- _TASK STATEMENT_
Here are some records; return them all exactly.

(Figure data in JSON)
********************
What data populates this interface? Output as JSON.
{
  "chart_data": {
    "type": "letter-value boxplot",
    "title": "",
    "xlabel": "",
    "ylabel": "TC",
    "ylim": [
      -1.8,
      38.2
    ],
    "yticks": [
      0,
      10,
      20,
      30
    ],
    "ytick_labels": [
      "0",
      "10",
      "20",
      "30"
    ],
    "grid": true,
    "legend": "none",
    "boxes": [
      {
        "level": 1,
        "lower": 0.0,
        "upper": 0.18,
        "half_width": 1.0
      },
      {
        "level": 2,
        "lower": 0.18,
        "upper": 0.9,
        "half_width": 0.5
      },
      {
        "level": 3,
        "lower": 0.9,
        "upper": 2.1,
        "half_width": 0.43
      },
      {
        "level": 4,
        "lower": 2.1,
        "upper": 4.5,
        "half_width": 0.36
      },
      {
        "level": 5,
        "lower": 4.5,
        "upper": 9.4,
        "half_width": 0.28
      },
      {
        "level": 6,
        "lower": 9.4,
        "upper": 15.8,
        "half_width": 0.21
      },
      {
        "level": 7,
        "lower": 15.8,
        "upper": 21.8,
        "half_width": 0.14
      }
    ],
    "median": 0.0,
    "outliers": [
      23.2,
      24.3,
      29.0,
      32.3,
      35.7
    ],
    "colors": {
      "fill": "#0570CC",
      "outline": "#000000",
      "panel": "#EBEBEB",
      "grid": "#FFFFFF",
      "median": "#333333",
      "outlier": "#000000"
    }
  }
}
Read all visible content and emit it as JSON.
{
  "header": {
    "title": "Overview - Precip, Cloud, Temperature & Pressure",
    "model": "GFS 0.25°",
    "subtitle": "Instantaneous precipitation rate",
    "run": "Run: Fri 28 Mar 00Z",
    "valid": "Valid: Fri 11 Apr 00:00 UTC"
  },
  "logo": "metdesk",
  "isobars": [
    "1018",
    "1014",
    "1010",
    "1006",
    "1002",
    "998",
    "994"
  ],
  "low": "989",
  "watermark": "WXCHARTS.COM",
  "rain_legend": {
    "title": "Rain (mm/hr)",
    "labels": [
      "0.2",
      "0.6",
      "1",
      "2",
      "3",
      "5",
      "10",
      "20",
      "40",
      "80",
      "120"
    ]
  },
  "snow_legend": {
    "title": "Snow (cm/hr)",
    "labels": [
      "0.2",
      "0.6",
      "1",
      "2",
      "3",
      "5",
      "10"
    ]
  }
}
********************
- _ANSWER FOR THIS EXERCISE_
What data populates this interface? Output as JSON.
{
  "chart_data": {
    "type": "letter-value boxplot",
    "title": "",
    "xlabel": "",
    "ylabel": "TC",
    "ylim": [
      -1.8,
      38.2
    ],
    "yticks": [
      0,
      10,
      20,
      30
    ],
    "ytick_labels": [
      "0",
      "10",
      "20",
      "30"
    ],
    "grid": true,
    "legend": "none",
    "boxes": [
      {
        "level": 1,
        "lower": 0.0,
        "upper": 0.18,
        "half_width": 1.0
      },
      {
        "level": 2,
        "lower": 0.18,
        "upper": 0.9,
        "half_width": 0.5
      },
      {
        "level": 3,
        "lower": 0.9,
        "upper": 2.1,
        "half_width": 0.43
      },
      {
        "level": 4,
        "lower": 2.1,
        "upper": 4.5,
        "half_width": 0.36
      },
      {
        "level": 5,
        "lower": 4.5,
        "upper": 9.4,
        "half_width": 0.28
      },
      {
        "level": 6,
        "lower": 9.4,
        "upper": 15.8,
        "half_width": 0.21
      },
      {
        "level": 7,
        "lower": 15.8,
        "upper": 21.8,
        "half_width": 0.14
      }
    ],
    "median": 0.0,
    "outliers": [
      23.2,
      24.3,
      29.0,
      32.3,
      35.7
    ],
    "colors": {
      "fill": "#0570CC",
      "outline": "#000000",
      "panel": "#EBEBEB",
      "grid": "#FFFFFF",
      "median": "#333333",
      "outlier": "#000000"
    }
  }
}
Read all visible content and emit it as JSON.
{
  "header": {
    "title": "Overview - Precip, Cloud, Temperature & Pressure",
    "model": "GFS 0.25°",
    "subtitle": "Instantaneous precipitation rate",
    "run": "Run: Fri 28 Mar 00Z",
    "valid": "Valid: Fri 11 Apr 00:00 UTC"
  },
  "logo": "metdesk",
  "isobars": [
    "1018",
    "1014",
    "1010",
    "1006",
    "1002",
    "998",
    "994"
  ],
  "low": "989",
  "watermark": "WXCHARTS.COM",
  "rain_legend": {
    "title": "Rain (mm/hr)",
    "labels": [
      "0.2",
      "0.6",
      "1",
      "2",
      "3",
      "5",
      "10",
      "20",
      "40",
      "80",
      "120"
    ]
  },
  "snow_legend": {
    "title": "Snow (cm/hr)",
    "labels": [
      "0.2",
      "0.6",
      "1",
      "2",
      "3",
      "5",
      "10"
    ]
  }
}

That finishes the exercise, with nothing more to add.